Take the records underneath and set them down exactly.

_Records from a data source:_
----

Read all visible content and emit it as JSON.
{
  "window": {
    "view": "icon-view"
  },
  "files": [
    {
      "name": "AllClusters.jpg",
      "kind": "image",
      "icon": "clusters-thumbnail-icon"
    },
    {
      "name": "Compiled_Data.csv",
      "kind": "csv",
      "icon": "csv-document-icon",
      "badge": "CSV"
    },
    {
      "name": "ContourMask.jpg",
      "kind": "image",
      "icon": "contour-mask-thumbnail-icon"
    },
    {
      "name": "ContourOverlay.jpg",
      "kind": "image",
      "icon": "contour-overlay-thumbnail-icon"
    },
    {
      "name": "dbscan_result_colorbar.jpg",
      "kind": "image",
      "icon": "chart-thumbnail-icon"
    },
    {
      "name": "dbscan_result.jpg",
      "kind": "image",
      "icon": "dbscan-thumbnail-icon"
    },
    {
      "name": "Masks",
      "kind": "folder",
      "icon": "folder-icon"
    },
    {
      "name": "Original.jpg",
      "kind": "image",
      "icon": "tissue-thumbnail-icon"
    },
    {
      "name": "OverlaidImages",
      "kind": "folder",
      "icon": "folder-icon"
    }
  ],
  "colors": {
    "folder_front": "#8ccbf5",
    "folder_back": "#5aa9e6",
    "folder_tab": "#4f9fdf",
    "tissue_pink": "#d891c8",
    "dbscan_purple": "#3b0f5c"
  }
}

----

_Solved problem:_
Read all visible content and emit it as JSON.
{
  "window": {
    "view": "icon-view"
  },
  "files": [
    {
      "name": "AllClusters.jpg",
      "kind": "image",
      "icon": "clusters-thumbnail-icon"
    },
    {
      "name": "Compiled_Data.csv",
      "kind": "csv",
      "icon": "csv-document-icon",
      "badge": "CSV"
    },
    {
      "name": "ContourMask.jpg",
      "kind": "image",
      "icon": "contour-mask-thumbnail-icon"
    },
    {
      "name": "ContourOverlay.jpg",
      "kind": "image",
      "icon": "contour-overlay-thumbnail-icon"
    },
    {
      "name": "dbscan_result_colorbar.jpg",
      "kind": "image",
      "icon": "chart-thumbnail-icon"
    },
    {
      "name": "dbscan_result.jpg",
      "kind": "image",
      "icon": "dbscan-thumbnail-icon"
    },
    {
      "name": "Masks",
      "kind": "folder",
      "icon": "folder-icon"
    },
    {
      "name": "Original.jpg",
      "kind": "image",
      "icon": "tissue-thumbnail-icon"
    },
    {
      "name": "OverlaidImages",
      "kind": "folder",
      "icon": "folder-icon"
    }
  ],
  "colors": {
    "folder_front": "#8ccbf5",
    "folder_back": "#5aa9e6",
    "folder_tab": "#4f9fdf",
    "tissue_pink": "#d891c8",
    "dbscan_purple": "#3b0f5c"
  }
}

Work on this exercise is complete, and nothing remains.